◆ **Goal**
Copy each entry as it stands, leaving nothing out.

◆ **Collected data**
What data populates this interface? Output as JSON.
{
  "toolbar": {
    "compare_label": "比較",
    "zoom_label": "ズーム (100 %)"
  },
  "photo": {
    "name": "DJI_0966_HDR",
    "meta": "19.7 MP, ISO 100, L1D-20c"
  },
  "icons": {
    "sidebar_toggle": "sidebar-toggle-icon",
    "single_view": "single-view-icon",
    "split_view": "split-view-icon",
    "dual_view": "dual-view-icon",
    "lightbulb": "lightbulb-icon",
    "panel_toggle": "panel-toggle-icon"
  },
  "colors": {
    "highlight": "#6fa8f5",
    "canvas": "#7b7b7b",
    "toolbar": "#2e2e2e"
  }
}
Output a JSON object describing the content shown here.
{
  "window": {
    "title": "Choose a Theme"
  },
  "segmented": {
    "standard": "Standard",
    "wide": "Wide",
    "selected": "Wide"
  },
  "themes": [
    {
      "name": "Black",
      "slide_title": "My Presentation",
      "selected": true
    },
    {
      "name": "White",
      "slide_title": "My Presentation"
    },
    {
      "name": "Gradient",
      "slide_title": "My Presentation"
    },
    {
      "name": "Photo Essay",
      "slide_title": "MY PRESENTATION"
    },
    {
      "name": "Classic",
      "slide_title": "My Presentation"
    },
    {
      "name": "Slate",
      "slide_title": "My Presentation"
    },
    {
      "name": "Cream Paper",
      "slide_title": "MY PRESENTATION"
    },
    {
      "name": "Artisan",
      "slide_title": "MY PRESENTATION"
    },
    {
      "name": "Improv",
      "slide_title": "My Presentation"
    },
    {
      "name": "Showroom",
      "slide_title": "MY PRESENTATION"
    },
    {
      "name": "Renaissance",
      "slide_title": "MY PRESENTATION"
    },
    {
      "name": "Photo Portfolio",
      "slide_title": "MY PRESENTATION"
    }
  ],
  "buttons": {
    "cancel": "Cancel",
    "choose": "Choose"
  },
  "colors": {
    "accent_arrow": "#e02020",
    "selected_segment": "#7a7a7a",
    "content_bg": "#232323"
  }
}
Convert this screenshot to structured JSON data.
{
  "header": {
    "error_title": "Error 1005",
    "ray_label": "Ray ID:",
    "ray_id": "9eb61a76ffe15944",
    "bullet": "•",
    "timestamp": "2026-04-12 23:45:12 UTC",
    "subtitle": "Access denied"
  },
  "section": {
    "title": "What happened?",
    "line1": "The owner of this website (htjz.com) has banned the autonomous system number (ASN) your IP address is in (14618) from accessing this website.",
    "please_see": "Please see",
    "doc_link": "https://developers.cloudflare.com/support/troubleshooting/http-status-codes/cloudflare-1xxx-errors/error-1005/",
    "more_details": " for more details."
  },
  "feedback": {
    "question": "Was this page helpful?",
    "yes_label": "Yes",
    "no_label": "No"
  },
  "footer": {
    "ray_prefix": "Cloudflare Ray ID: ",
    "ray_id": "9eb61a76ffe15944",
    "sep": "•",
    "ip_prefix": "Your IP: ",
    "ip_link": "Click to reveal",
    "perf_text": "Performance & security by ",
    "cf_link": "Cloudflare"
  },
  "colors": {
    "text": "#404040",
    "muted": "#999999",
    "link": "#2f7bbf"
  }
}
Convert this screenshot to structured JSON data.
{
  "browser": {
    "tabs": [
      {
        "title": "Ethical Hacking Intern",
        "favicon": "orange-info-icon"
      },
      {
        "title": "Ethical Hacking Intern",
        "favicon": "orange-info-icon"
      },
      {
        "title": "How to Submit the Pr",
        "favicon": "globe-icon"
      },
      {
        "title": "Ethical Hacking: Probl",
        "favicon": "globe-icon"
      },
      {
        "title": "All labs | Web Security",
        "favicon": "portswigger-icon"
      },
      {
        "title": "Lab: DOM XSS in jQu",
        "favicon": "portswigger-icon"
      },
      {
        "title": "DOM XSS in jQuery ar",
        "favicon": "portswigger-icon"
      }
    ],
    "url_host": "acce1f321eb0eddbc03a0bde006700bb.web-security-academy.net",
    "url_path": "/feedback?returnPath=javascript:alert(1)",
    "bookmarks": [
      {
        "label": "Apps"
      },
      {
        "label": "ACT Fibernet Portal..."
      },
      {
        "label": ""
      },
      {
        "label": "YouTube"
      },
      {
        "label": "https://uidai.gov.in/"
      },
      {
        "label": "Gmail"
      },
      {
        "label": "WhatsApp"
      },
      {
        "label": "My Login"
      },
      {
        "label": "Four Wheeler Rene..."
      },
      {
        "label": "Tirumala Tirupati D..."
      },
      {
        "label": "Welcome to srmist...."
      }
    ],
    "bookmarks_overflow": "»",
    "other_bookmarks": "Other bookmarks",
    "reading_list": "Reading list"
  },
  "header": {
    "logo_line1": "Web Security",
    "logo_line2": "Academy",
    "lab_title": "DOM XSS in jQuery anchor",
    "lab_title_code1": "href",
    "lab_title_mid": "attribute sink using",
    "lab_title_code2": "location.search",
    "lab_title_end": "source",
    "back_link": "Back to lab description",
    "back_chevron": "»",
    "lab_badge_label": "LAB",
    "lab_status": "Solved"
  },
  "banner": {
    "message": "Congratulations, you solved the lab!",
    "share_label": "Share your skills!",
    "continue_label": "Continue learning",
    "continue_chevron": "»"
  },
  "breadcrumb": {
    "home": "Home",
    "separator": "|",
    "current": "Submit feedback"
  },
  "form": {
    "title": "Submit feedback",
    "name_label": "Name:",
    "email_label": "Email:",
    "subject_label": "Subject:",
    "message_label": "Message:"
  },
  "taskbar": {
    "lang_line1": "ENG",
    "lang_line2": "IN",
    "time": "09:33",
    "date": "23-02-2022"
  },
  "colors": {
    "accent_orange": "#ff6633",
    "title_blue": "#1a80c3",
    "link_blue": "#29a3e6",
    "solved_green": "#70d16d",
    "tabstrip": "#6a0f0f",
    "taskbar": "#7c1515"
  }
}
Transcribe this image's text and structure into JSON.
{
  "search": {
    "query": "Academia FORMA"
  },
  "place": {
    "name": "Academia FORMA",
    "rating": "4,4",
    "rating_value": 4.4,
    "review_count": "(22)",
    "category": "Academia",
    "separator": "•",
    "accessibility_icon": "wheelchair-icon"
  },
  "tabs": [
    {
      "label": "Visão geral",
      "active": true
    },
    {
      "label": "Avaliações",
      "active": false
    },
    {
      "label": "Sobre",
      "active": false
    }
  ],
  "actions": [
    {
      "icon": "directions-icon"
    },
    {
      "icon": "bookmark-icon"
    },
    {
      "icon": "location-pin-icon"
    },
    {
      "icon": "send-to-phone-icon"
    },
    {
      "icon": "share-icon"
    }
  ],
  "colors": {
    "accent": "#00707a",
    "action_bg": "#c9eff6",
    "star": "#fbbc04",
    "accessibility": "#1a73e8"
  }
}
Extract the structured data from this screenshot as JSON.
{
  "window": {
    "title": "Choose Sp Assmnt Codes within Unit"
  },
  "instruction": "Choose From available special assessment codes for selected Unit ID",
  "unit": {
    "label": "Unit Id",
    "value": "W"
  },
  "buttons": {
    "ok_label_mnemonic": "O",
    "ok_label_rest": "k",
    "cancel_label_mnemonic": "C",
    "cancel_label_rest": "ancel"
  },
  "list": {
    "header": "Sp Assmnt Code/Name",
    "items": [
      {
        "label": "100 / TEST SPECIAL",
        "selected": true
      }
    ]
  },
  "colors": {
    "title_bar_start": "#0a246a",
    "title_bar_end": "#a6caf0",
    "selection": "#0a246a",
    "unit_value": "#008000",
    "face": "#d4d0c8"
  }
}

◆ **Response for this exercise**
What data populates this interface? Output as JSON.
{
  "toolbar": {
    "compare_label": "比較",
    "zoom_label": "ズーム (100 %)"
  },
  "photo": {
    "name": "DJI_0966_HDR",
    "meta": "19.7 MP, ISO 100, L1D-20c"
  },
  "icons": {
    "sidebar_toggle": "sidebar-toggle-icon",
    "single_view": "single-view-icon",
    "split_view": "split-view-icon",
    "dual_view": "dual-view-icon",
    "lightbulb": "lightbulb-icon",
    "panel_toggle": "panel-toggle-icon"
  },
  "colors": {
    "highlight": "#6fa8f5",
    "canvas": "#7b7b7b",
    "toolbar": "#2e2e2e"
  }
}
Output a JSON object describing the content shown here.
{
  "window": {
    "title": "Choose a Theme"
  },
  "segmented": {
    "standard": "Standard",
    "wide": "Wide",
    "selected": "Wide"
  },
  "themes": [
    {
      "name": "Black",
      "slide_title": "My Presentation",
      "selected": true
    },
    {
      "name": "White",
      "slide_title": "My Presentation"
    },
    {
      "name": "Gradient",
      "slide_title": "My Presentation"
    },
    {
      "name": "Photo Essay",
      "slide_title": "MY PRESENTATION"
    },
    {
      "name": "Classic",
      "slide_title": "My Presentation"
    },
    {
      "name": "Slate",
      "slide_title": "My Presentation"
    },
    {
      "name": "Cream Paper",
      "slide_title": "MY PRESENTATION"
    },
    {
      "name": "Artisan",
      "slide_title": "MY PRESENTATION"
    },
    {
      "name": "Improv",
      "slide_title": "My Presentation"
    },
    {
      "name": "Showroom",
      "slide_title": "MY PRESENTATION"
    },
    {
      "name": "Renaissance",
      "slide_title": "MY PRESENTATION"
    },
    {
      "name": "Photo Portfolio",
      "slide_title": "MY PRESENTATION"
    }
  ],
  "buttons": {
    "cancel": "Cancel",
    "choose": "Choose"
  },
  "colors": {
    "accent_arrow": "#e02020",
    "selected_segment": "#7a7a7a",
    "content_bg": "#232323"
  }
}
Convert this screenshot to structured JSON data.
{
  "header": {
    "error_title": "Error 1005",
    "ray_label": "Ray ID:",
    "ray_id": "9eb61a76ffe15944",
    "bullet": "•",
    "timestamp": "2026-04-12 23:45:12 UTC",
    "subtitle": "Access denied"
  },
  "section": {
    "title": "What happened?",
    "line1": "The owner of this website (htjz.com) has banned the autonomous system number (ASN) your IP address is in (14618) from accessing this website.",
    "please_see": "Please see",
    "doc_link": "https://developers.cloudflare.com/support/troubleshooting/http-status-codes/cloudflare-1xxx-errors/error-1005/",
    "more_details": " for more details."
  },
  "feedback": {
    "question": "Was this page helpful?",
    "yes_label": "Yes",
    "no_label": "No"
  },
  "footer": {
    "ray_prefix": "Cloudflare Ray ID: ",
    "ray_id": "9eb61a76ffe15944",
    "sep": "•",
    "ip_prefix": "Your IP: ",
    "ip_link": "Click to reveal",
    "perf_text": "Performance & security by ",
    "cf_link": "Cloudflare"
  },
  "colors": {
    "text": "#404040",
    "muted": "#999999",
    "link": "#2f7bbf"
  }
}
Convert this screenshot to structured JSON data.
{
  "browser": {
    "tabs": [
      {
        "title": "Ethical Hacking Intern",
        "favicon": "orange-info-icon"
      },
      {
        "title": "Ethical Hacking Intern",
        "favicon": "orange-info-icon"
      },
      {
        "title": "How to Submit the Pr",
        "favicon": "globe-icon"
      },
      {
        "title": "Ethical Hacking: Probl",
        "favicon": "globe-icon"
      },
      {
        "title": "All labs | Web Security",
        "favicon": "portswigger-icon"
      },
      {
        "title": "Lab: DOM XSS in jQu",
        "favicon": "portswigger-icon"
      },
      {
        "title": "DOM XSS in jQuery ar",
        "favicon": "portswigger-icon"
      }
    ],
    "url_host": "acce1f321eb0eddbc03a0bde006700bb.web-security-academy.net",
    "url_path": "/feedback?returnPath=javascript:alert(1)",
    "bookmarks": [
      {
        "label": "Apps"
      },
      {
        "label": "ACT Fibernet Portal..."
      },
      {
        "label": ""
      },
      {
        "label": "YouTube"
      },
      {
        "label": "https://uidai.gov.in/"
      },
      {
        "label": "Gmail"
      },
      {
        "label": "WhatsApp"
      },
      {
        "label": "My Login"
      },
      {
        "label": "Four Wheeler Rene..."
      },
      {
        "label": "Tirumala Tirupati D..."
      },
      {
        "label": "Welcome to srmist...."
      }
    ],
    "bookmarks_overflow": "»",
    "other_bookmarks": "Other bookmarks",
    "reading_list": "Reading list"
  },
  "header": {
    "logo_line1": "Web Security",
    "logo_line2": "Academy",
    "lab_title": "DOM XSS in jQuery anchor",
    "lab_title_code1": "href",
    "lab_title_mid": "attribute sink using",
    "lab_title_code2": "location.search",
    "lab_title_end": "source",
    "back_link": "Back to lab description",
    "back_chevron": "»",
    "lab_badge_label": "LAB",
    "lab_status": "Solved"
  },
  "banner": {
    "message": "Congratulations, you solved the lab!",
    "share_label": "Share your skills!",
    "continue_label": "Continue learning",
    "continue_chevron": "»"
  },
  "breadcrumb": {
    "home": "Home",
    "separator": "|",
    "current": "Submit feedback"
  },
  "form": {
    "title": "Submit feedback",
    "name_label": "Name:",
    "email_label": "Email:",
    "subject_label": "Subject:",
    "message_label": "Message:"
  },
  "taskbar": {
    "lang_line1": "ENG",
    "lang_line2": "IN",
    "time": "09:33",
    "date": "23-02-2022"
  },
  "colors": {
    "accent_orange": "#ff6633",
    "title_blue": "#1a80c3",
    "link_blue": "#29a3e6",
    "solved_green": "#70d16d",
    "tabstrip": "#6a0f0f",
    "taskbar": "#7c1515"
  }
}
Transcribe this image's text and structure into JSON.
{
  "search": {
    "query": "Academia FORMA"
  },
  "place": {
    "name": "Academia FORMA",
    "rating": "4,4",
    "rating_value": 4.4,
    "review_count": "(22)",
    "category": "Academia",
    "separator": "•",
    "accessibility_icon": "wheelchair-icon"
  },
  "tabs": [
    {
      "label": "Visão geral",
      "active": true
    },
    {
      "label": "Avaliações",
      "active": false
    },
    {
      "label": "Sobre",
      "active": false
    }
  ],
  "actions": [
    {
      "icon": "directions-icon"
    },
    {
      "icon": "bookmark-icon"
    },
    {
      "icon": "location-pin-icon"
    },
    {
      "icon": "send-to-phone-icon"
    },
    {
      "icon": "share-icon"
    }
  ],
  "colors": {
    "accent": "#00707a",
    "action_bg": "#c9eff6",
    "star": "#fbbc04",
    "accessibility": "#1a73e8"
  }
}
Extract the structured data from this screenshot as JSON.
{
  "window": {
    "title": "Choose Sp Assmnt Codes within Unit"
  },
  "instruction": "Choose From available special assessment codes for selected Unit ID",
  "unit": {
    "label": "Unit Id",
    "value": "W"
  },
  "buttons": {
    "ok_label_mnemonic": "O",
    "ok_label_rest": "k",
    "cancel_label_mnemonic": "C",
    "cancel_label_rest": "ancel"
  },
  "list": {
    "header": "Sp Assmnt Code/Name",
    "items": [
      {
        "label": "100 / TEST SPECIAL",
        "selected": true
      }
    ]
  },
  "colors": {
    "title_bar_start": "#0a246a",
    "title_bar_end": "#a6caf0",
    "selection": "#0a246a",
    "unit_value": "#008000",
    "face": "#d4d0c8"
  }
}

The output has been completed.